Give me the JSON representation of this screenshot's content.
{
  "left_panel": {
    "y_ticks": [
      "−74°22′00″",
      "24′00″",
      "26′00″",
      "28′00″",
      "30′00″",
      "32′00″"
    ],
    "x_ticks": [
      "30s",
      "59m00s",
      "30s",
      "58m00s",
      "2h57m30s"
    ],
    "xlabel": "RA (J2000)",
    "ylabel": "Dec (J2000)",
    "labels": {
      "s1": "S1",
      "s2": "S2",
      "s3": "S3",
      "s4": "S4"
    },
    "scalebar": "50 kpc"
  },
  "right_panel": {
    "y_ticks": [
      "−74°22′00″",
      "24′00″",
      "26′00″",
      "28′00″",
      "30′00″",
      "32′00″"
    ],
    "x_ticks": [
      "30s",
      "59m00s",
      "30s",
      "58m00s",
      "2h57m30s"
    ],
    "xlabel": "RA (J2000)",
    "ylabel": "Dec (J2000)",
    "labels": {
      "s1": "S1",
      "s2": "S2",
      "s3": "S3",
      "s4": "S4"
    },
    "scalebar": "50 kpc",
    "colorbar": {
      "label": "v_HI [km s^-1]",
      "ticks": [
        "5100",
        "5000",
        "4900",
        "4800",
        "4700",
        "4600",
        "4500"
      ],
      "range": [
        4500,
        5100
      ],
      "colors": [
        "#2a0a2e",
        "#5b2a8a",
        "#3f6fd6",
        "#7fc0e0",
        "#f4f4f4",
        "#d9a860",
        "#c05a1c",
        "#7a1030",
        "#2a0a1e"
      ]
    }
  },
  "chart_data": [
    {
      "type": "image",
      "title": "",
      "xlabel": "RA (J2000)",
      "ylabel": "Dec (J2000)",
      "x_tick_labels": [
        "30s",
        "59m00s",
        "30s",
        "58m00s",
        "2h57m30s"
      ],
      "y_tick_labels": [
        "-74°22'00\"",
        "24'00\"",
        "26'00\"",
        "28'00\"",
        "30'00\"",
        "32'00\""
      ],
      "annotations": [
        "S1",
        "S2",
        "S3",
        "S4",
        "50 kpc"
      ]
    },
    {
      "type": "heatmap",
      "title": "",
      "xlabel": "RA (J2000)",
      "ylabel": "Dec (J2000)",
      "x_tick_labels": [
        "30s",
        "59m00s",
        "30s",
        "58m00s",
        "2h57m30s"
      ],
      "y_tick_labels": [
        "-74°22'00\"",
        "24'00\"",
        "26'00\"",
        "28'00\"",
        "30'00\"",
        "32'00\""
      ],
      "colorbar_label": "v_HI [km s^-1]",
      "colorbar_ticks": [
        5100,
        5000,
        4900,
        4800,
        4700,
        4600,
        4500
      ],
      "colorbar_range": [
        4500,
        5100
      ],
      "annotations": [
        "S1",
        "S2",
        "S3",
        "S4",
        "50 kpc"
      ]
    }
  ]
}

■ ■ ■ ■ ■ ■ ■

Task goal – Print the material verbatim, all of it.

The output –
Give me the JSON representation of this screenshot's content.
{
  "left_panel": {
    "y_ticks": [
      "−74°22′00″",
      "24′00″",
      "26′00″",
      "28′00″",
      "30′00″",
      "32′00″"
    ],
    "x_ticks": [
      "30s",
      "59m00s",
      "30s",
      "58m00s",
      "2h57m30s"
    ],
    "xlabel": "RA (J2000)",
    "ylabel": "Dec (J2000)",
    "labels": {
      "s1": "S1",
      "s2": "S2",
      "s3": "S3",
      "s4": "S4"
    },
    "scalebar": "50 kpc"
  },
  "right_panel": {
    "y_ticks": [
      "−74°22′00″",
      "24′00″",
      "26′00″",
      "28′00″",
      "30′00″",
      "32′00″"
    ],
    "x_ticks": [
      "30s",
      "59m00s",
      "30s",
      "58m00s",
      "2h57m30s"
    ],
    "xlabel": "RA (J2000)",
    "ylabel": "Dec (J2000)",
    "labels": {
      "s1": "S1",
      "s2": "S2",
      "s3": "S3",
      "s4": "S4"
    },
    "scalebar": "50 kpc",
    "colorbar": {
      "label": "v_HI [km s^-1]",
      "ticks": [
        "5100",
        "5000",
        "4900",
        "4800",
        "4700",
        "4600",
        "4500"
      ],
      "range": [
        4500,
        5100
      ],
      "colors": [
        "#2a0a2e",
        "#5b2a8a",
        "#3f6fd6",
        "#7fc0e0",
        "#f4f4f4",
        "#d9a860",
        "#c05a1c",
        "#7a1030",
        "#2a0a1e"
      ]
    }
  },
  "chart_data": [
    {
      "type": "image",
      "title": "",
      "xlabel": "RA (J2000)",
      "ylabel": "Dec (J2000)",
      "x_tick_labels": [
        "30s",
        "59m00s",
        "30s",
        "58m00s",
        "2h57m30s"
      ],
      "y_tick_labels": [
        "-74°22'00\"",
        "24'00\"",
        "26'00\"",
        "28'00\"",
        "30'00\"",
        "32'00\""
      ],
      "annotations": [
        "S1",
        "S2",
        "S3",
        "S4",
        "50 kpc"
      ]
    },
    {
      "type": "heatmap",
      "title": "",
      "xlabel": "RA (J2000)",
      "ylabel": "Dec (J2000)",
      "x_tick_labels": [
        "30s",
        "59m00s",
        "30s",
        "58m00s",
        "2h57m30s"
      ],
      "y_tick_labels": [
        "-74°22'00\"",
        "24'00\"",
        "26'00\"",
        "28'00\"",
        "30'00\"",
        "32'00\""
      ],
      "colorbar_label": "v_HI [km s^-1]",
      "colorbar_ticks": [
        5100,
        5000,
        4900,
        4800,
        4700,
        4600,
        4500
      ],
      "colorbar_range": [
        4500,
        5100
      ],
      "annotations": [
        "S1",
        "S2",
        "S3",
        "S4",
        "50 kpc"
      ]
    }
  ]
}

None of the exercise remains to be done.